Entries taken from a collection

------------------------------------------------------------------------

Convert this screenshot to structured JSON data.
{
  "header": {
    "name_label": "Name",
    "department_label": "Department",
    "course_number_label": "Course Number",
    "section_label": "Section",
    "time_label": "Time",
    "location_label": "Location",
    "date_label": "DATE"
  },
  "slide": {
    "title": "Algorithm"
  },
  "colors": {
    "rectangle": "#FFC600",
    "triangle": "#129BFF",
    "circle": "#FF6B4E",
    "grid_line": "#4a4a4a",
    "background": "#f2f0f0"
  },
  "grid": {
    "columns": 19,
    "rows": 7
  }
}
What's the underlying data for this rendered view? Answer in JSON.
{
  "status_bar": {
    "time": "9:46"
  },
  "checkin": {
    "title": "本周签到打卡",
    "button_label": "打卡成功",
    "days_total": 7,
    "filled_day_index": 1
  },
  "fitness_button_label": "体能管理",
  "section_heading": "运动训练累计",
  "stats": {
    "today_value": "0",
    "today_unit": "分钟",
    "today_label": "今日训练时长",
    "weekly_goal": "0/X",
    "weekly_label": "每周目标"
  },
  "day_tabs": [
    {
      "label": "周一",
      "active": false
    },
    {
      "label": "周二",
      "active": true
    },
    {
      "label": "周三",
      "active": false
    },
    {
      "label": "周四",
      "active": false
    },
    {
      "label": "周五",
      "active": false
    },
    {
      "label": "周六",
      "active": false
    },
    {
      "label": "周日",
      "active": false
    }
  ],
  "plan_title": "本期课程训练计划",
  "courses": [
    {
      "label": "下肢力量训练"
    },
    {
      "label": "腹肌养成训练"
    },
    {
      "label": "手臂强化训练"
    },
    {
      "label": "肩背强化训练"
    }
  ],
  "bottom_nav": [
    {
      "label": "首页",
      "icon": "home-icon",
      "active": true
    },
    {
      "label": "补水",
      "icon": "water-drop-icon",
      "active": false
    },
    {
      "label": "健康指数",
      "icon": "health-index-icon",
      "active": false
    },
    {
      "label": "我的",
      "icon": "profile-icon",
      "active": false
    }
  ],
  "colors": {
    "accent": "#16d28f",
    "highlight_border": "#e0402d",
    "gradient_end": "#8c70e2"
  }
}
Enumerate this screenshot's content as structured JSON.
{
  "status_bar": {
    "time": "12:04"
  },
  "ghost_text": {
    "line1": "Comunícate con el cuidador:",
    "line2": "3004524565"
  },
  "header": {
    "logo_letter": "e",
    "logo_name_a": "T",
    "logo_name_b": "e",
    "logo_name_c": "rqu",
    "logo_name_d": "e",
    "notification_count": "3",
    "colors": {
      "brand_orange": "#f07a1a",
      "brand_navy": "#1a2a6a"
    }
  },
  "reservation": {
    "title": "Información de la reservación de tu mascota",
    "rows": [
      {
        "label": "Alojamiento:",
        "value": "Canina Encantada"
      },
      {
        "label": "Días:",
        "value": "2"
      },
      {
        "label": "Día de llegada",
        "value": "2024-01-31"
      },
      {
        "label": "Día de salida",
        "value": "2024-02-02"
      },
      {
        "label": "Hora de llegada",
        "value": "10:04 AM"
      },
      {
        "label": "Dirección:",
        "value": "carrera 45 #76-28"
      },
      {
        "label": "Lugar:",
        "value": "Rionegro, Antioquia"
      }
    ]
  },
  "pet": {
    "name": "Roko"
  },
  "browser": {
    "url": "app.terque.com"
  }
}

------------------------------------------------------------------------

# What you are asked to do
Note every line above where the string "this" shows up, and copy those lines.

# Full output
Convert this screenshot to structured JSON data.
What's the underlying data for this rendered view? Answer in JSON.
Enumerate this screenshot's content as structured JSON.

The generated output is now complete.